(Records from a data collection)
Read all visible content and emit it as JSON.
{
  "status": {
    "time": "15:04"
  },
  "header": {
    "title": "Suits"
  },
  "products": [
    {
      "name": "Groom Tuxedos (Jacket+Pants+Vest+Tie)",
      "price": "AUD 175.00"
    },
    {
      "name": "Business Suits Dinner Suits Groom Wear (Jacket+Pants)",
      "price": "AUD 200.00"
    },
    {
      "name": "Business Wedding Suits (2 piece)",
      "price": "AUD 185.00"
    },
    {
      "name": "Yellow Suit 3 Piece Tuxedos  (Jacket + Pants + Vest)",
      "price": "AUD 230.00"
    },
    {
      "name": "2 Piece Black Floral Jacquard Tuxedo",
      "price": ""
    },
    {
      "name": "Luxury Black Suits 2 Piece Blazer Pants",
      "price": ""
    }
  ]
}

» **Work instructions**:
Write out the whole listing again. Match it word for word.

» **Reply**:
Read all visible content and emit it as JSON.
{
  "status": {
    "time": "15:04"
  },
  "header": {
    "title": "Suits"
  },
  "products": [
    {
      "name": "Groom Tuxedos (Jacket+Pants+Vest+Tie)",
      "price": "AUD 175.00"
    },
    {
      "name": "Business Suits Dinner Suits Groom Wear (Jacket+Pants)",
      "price": "AUD 200.00"
    },
    {
      "name": "Business Wedding Suits (2 piece)",
      "price": "AUD 185.00"
    },
    {
      "name": "Yellow Suit 3 Piece Tuxedos  (Jacket + Pants + Vest)",
      "price": "AUD 230.00"
    },
    {
      "name": "2 Piece Black Floral Jacquard Tuxedo",
      "price": ""
    },
    {
      "name": "Luxury Black Suits 2 Piece Blazer Pants",
      "price": ""
    }
  ]
}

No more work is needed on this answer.